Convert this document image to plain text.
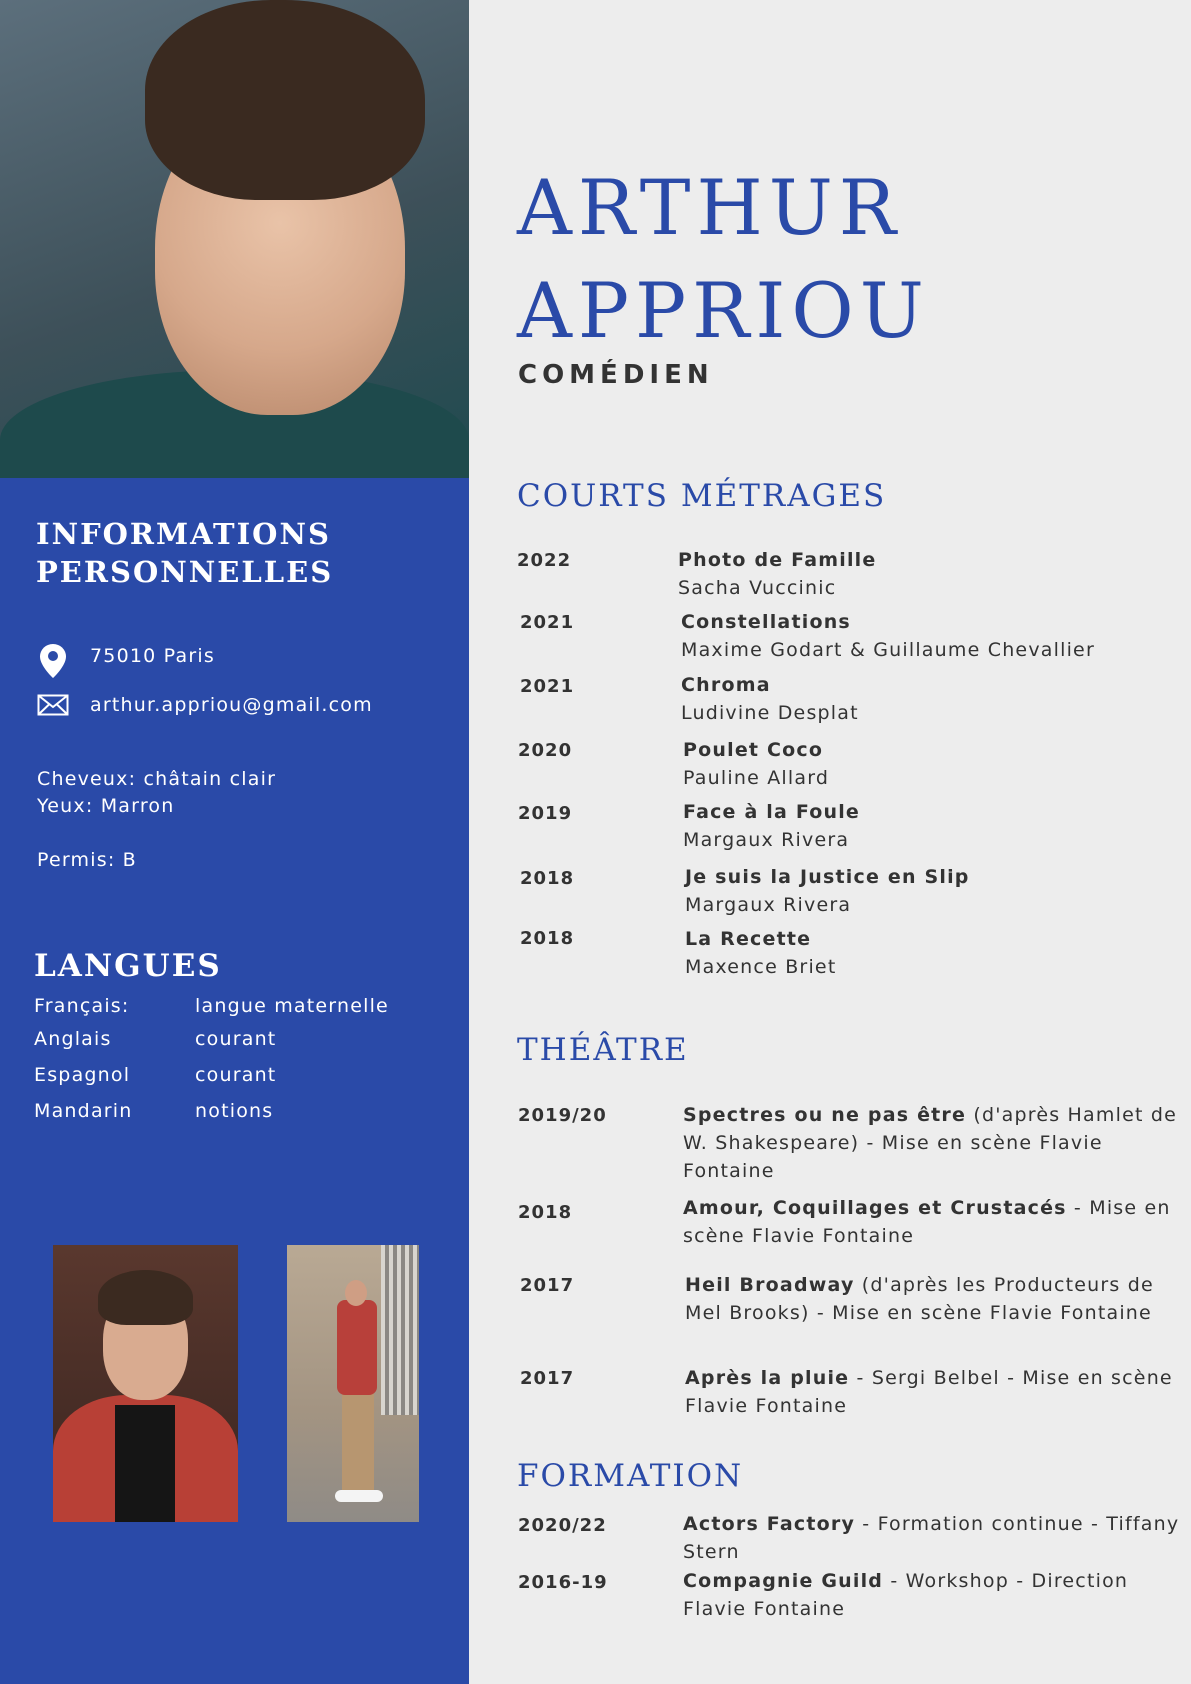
INFORMATIONS
PERSONNELLES
75010 Paris
arthur.appriou@gmail.com
Cheveux: châtain clair
Yeux: Marron
Permis: B
LANGUES
Français:	langue maternelle
Anglais	courant
Espagnol	courant
Mandarin	notions
ARTHUR
APPRIOU
COMÉDIEN
COURTS MÉTRAGES
2022	Photo de Famille
Sacha Vuccinic
2021	Constellations
Maxime Godart & Guillaume Chevallier
2021	Chroma
Ludivine Desplat
2020	Poulet Coco
Pauline Allard
2019	Face à la Foule
Margaux Rivera
2018	Je suis la Justice en Slip
Margaux Rivera
2018	La Recette
Maxence Briet
THÉÂTRE
2019/20	Spectres ou ne pas être (d'après Hamlet de W. Shakespeare) - Mise en scène Flavie Fontaine
2018	Amour, Coquillages et Crustacés - Mise en scène Flavie Fontaine
2017	Heil Broadway (d'après les Producteurs de Mel Brooks) - Mise en scène Flavie Fontaine
2017	Après la pluie - Sergi Belbel - Mise en scène Flavie Fontaine
FORMATION
2020/22	Actors Factory - Formation continue - Tiffany Stern
2016-19	Compagnie Guild - Workshop - Direction Flavie Fontaine
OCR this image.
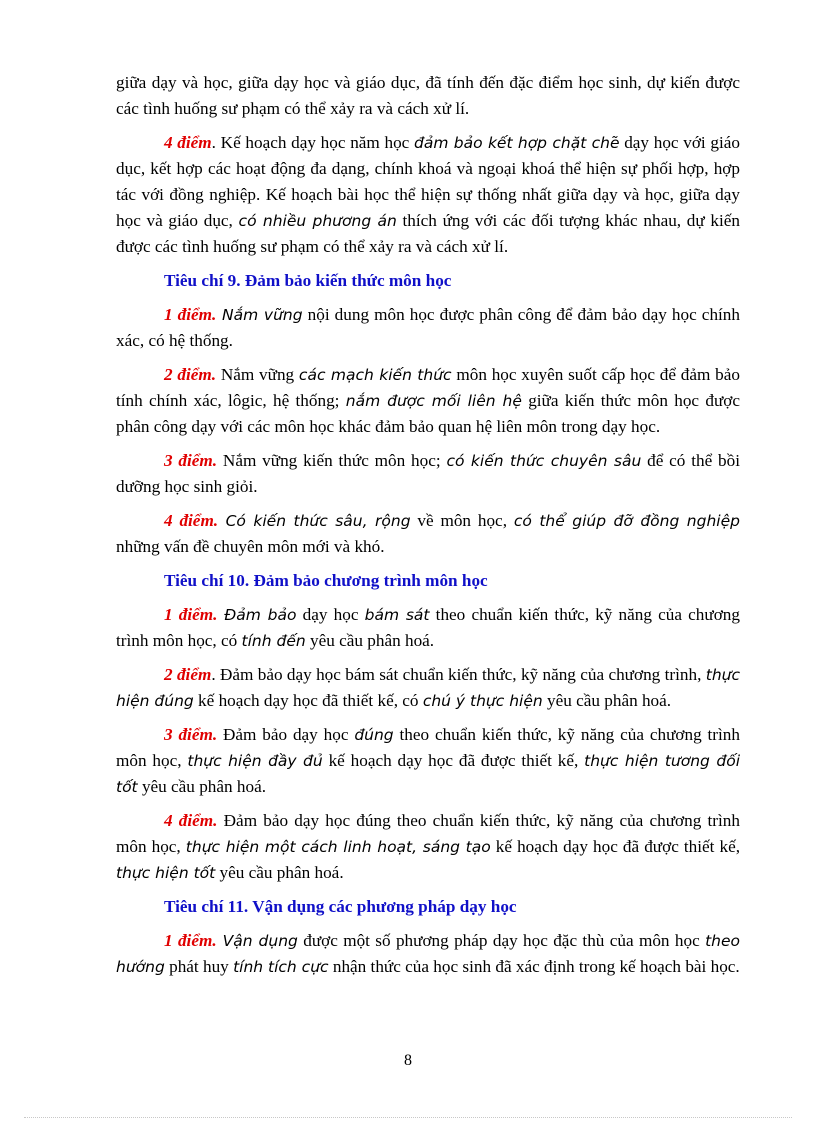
giữa dạy và học, giữa dạy học và giáo dục, đã tính đến đặc điểm học sinh, dự kiến được các tình huống sư phạm có thể xảy ra và cách xử lí.

4 điểm. Kế hoạch dạy học năm học đảm bảo kết hợp chặt chẽ dạy học với giáo dục, kết hợp các hoạt động đa dạng, chính khoá và ngoại khoá thể hiện sự phối hợp, hợp tác với đồng nghiệp. Kế hoạch bài học thể hiện sự thống nhất giữa dạy và học, giữa dạy học và giáo dục, có nhiều phương án thích ứng với các đối tượng khác nhau, dự kiến được các tình huống sư phạm có thể xảy ra và cách xử lí.

Tiêu chí 9. Đảm bảo kiến thức môn học

1 điểm. Nắm vững nội dung môn học được phân công để đảm bảo dạy học chính xác, có hệ thống.

2 điểm. Nắm vững các mạch kiến thức môn học xuyên suốt cấp học để đảm bảo tính chính xác, lôgic, hệ thống; nắm được mối liên hệ giữa kiến thức môn học được phân công dạy với các môn học khác đảm bảo quan hệ liên môn trong dạy học.

3 điểm. Nắm vững kiến thức môn học; có kiến thức chuyên sâu để có thể bồi dưỡng học sinh giỏi.

4 điểm. Có kiến thức sâu, rộng về môn học, có thể giúp đỡ đồng nghiệp những vấn đề chuyên môn mới và khó.

Tiêu chí 10. Đảm bảo chương trình môn học

1 điểm. Đảm bảo dạy học bám sát theo chuẩn kiến thức, kỹ năng của chương trình môn học, có tính đến yêu cầu phân hoá.

2 điểm. Đảm bảo dạy học bám sát chuẩn kiến thức, kỹ năng của chương trình, thực hiện đúng kế hoạch dạy học đã thiết kế, có chú ý thực hiện yêu cầu phân hoá.

3 điểm. Đảm bảo dạy học đúng theo chuẩn kiến thức, kỹ năng của chương trình môn học, thực hiện đầy đủ kế hoạch dạy học đã được thiết kế, thực hiện tương đối tốt yêu cầu phân hoá.

4 điểm. Đảm bảo dạy học đúng theo chuẩn kiến thức, kỹ năng của chương trình môn học, thực hiện một cách linh hoạt, sáng tạo kế hoạch dạy học đã được thiết kế, thực hiện tốt yêu cầu phân hoá.

Tiêu chí 11. Vận dụng các phương pháp dạy học

1 điểm. Vận dụng được một số phương pháp dạy học đặc thù của môn học theo hướng phát huy tính tích cực nhận thức của học sinh đã xác định trong kế hoạch bài học.

8
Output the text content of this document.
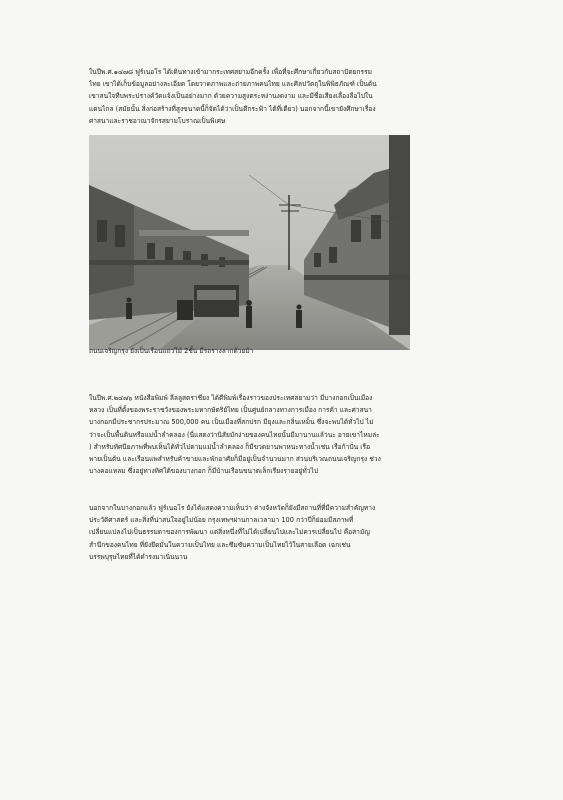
ในปีพ.ศ.๑๔๗๘ ฟูร์เนอโร ได้เดินทางเข้ามากระเทศสยามอีกครั้ง เพื่อที่จะศึกษาเกี่ยวกับสถาปัตยกรรม
ไทย เขาได้เก็บข้อมูลอย่างละเอียด โดยวาดภาพและถ่ายภาพคนไทย และศิลปวัตถุในพิพิธภัณฑ์ เป็นต้น
เขาสนใจทีบพระปรางค์วัดแจ้งเป็นอย่างมาก ด้วยความสูงตระหง่านงดงาม และมีชื่อเสียงเลื่องลือไปใน
แดนไกล (สมัยนั้น สิ่งก่อสร้างที่สูงขนาดนี้ก็จัดได้ว่าเป็นตึกระฟ้า ได้ที่เดียว) นอกจากนี้เขายังศึกษาเรื่อง
ศาสนาและราชอาณาจักรสยามโบราณเป็นพิเศษ

ถนนเจริญกรุง ยังเป็นเรือนแถวไม้ 2ชั้น มีรถรางลากด้วยม้า

ในปีพ.ศ.๒๔๗๖ หนังสือพิมพ์ ลีลลูสตราชียง ได้ตีพิมพ์เรื่องราวของประเทศสยามว่า มีบางกอกเป็นเมือง
หลวง เป็นที่ตั้งของพระราชวังของพระมหากษัตริย์ไทย เป็นศูนย์กลางทางการเมือง การค้า และศาสนา
บางกอกมีประชากรประมาณ 500,000 คน เป็นเมืองที่สกปรก มียุงและกลิ่นเหม็น ซึ่งจะพบได้ทั่วไป ไม่
ว่าจะเป็นพื้นดินหรือแม่น้ำลำคลอง (นี่แสดงว่านิสัยมักง่ายของคนไทยนั้นมีมานานแล้วนะ อายเขาไหมล่ะ
) สำหรับทัศนียภาพที่พบเห็นได้ทั่วไปตามแม่น้ำลำคลอง ก็มีขวดยานพาหนะทางน้ำเช่น เรือก้าปั่น เรือ
พายเป็นต้น และเรือนแพสำหรับค้าขายและพักอาศัยก็มีอยู่เป็นจำนวนมาก ส่วนบริเวณถนนเจริญกรุง ช่วง
บางคอแหลม ซึ่งอยู่ทางทิศใต้ของบางกอก ก็มีบ้านเรือนขนาดเล็กเรียงรายอยู่ทั่วไป

นอกจากในบางกอกแล้ว ฟูร์เนอโร ยังได้แสดงความเห็นว่า ต่างจังหวัดก็ยังมีสถานที่ที่มีความสำคัญทาง
ประวัติศาสตร์ และสิ่งที่น่าสนใจอยู่ไม่น้อย กรุงเทพฯผ่านกาลเวลามา 100 กว่าปีก็ย่อมมีสภาพที่
เปลี่ยนแปลงไปเป็นธรรมดาของการพัฒนา แต่สิ่งหนึ่งที่ไม่ได้เปลี่ยนไปและไม่ควรเปลี่ยนไป คือสามัญ
สำนึกของคนไทย ที่ยังยึดมั่นในความเป็นไทย และซึมซับความเป็นไทยไว้ในสายเลือด เฉกเช่น
บรรพบุรุษไทยที่ได้ดำรงมาเนิ่นนาน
* * * *
(Written request)
Return each line that includes "chương".

(Written answer)
Tiêu chí 10. Đảm bảo chương trình môn học
1 điểm. Đảm bảo dạy học bám sát theo chuẩn kiến thức, kỹ năng của chương trình môn học, có tính đến yêu cầu phân hoá.
2 điểm. Đảm bảo dạy học bám sát chuẩn kiến thức, kỹ năng của chương trình, thực hiện đúng kế hoạch dạy học đã thiết kế, có chú ý thực hiện yêu cầu phân hoá.
3 điểm. Đảm bảo dạy học đúng theo chuẩn kiến thức, kỹ năng của chương trình môn học, thực hiện đầy đủ kế hoạch dạy học đã được thiết kế, thực hiện tương đối tốt yêu cầu phân hoá.
4 điểm. Đảm bảo dạy học đúng theo chuẩn kiến thức, kỹ năng của chương trình môn học, thực hiện một cách linh hoạt, sáng tạo kế hoạch dạy học đã được thiết kế, thực hiện tốt yêu cầu phân hoá.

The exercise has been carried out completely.